- [Stored data entries]:
◇ ◇ ◇
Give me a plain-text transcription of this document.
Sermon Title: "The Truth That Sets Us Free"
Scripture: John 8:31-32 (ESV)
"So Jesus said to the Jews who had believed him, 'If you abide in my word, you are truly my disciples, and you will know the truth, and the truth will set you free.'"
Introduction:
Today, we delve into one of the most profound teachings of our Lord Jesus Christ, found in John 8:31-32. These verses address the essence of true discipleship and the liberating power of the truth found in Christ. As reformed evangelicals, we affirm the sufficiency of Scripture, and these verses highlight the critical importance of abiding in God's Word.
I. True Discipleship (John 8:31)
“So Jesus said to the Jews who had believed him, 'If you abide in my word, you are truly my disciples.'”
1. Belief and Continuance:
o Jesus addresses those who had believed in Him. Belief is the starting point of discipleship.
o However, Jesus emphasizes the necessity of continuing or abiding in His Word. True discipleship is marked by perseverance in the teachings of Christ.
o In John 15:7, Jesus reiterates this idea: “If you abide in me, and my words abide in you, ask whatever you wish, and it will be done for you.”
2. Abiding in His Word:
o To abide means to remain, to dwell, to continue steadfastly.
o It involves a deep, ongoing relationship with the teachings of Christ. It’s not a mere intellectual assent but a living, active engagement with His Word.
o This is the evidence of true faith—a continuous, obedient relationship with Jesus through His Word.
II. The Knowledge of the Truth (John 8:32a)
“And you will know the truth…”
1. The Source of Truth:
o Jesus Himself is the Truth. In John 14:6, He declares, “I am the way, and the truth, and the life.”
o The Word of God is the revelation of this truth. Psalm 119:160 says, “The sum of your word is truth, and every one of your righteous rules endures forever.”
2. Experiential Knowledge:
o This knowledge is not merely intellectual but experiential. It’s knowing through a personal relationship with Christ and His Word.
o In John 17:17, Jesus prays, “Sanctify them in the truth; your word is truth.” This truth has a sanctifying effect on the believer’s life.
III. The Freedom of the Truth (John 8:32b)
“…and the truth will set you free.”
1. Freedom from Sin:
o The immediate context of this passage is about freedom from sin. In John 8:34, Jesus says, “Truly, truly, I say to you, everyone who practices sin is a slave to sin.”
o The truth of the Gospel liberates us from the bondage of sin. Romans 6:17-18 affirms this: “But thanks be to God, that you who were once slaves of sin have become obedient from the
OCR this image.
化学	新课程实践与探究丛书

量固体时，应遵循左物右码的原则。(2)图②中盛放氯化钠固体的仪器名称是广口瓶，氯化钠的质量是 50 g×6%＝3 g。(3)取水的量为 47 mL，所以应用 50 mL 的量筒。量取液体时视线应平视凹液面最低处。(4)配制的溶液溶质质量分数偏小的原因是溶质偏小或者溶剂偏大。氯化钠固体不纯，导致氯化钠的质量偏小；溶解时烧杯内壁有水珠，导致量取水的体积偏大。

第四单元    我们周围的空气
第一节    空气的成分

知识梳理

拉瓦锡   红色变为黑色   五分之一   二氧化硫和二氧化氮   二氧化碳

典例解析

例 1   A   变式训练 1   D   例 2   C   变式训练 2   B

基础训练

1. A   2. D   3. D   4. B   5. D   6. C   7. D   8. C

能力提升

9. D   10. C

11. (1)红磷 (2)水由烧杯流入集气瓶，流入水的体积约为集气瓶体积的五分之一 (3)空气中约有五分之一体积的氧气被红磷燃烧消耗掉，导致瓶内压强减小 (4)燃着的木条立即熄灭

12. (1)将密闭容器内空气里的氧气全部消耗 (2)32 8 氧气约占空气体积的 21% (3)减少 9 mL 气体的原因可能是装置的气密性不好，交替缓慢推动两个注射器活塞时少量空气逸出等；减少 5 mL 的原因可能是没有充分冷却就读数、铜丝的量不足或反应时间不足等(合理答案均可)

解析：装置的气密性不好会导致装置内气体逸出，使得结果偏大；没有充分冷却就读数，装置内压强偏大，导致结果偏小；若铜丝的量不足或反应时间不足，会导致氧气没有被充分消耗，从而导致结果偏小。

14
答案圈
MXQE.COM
◇ ◇ ◇
- [Challenge]:
Select all lines in the listing above where the word "with" appears, and show them.

- [Output]:
o It involves a deep, ongoing relationship with the teachings of Christ. It’s not a mere intellectual assent but a living, active engagement with His Word.
o This is the evidence of true faith—a continuous, obedient relationship with Jesus through His Word.
o This knowledge is not merely intellectual but experiential. It’s knowing through a personal relationship with Christ and His Word.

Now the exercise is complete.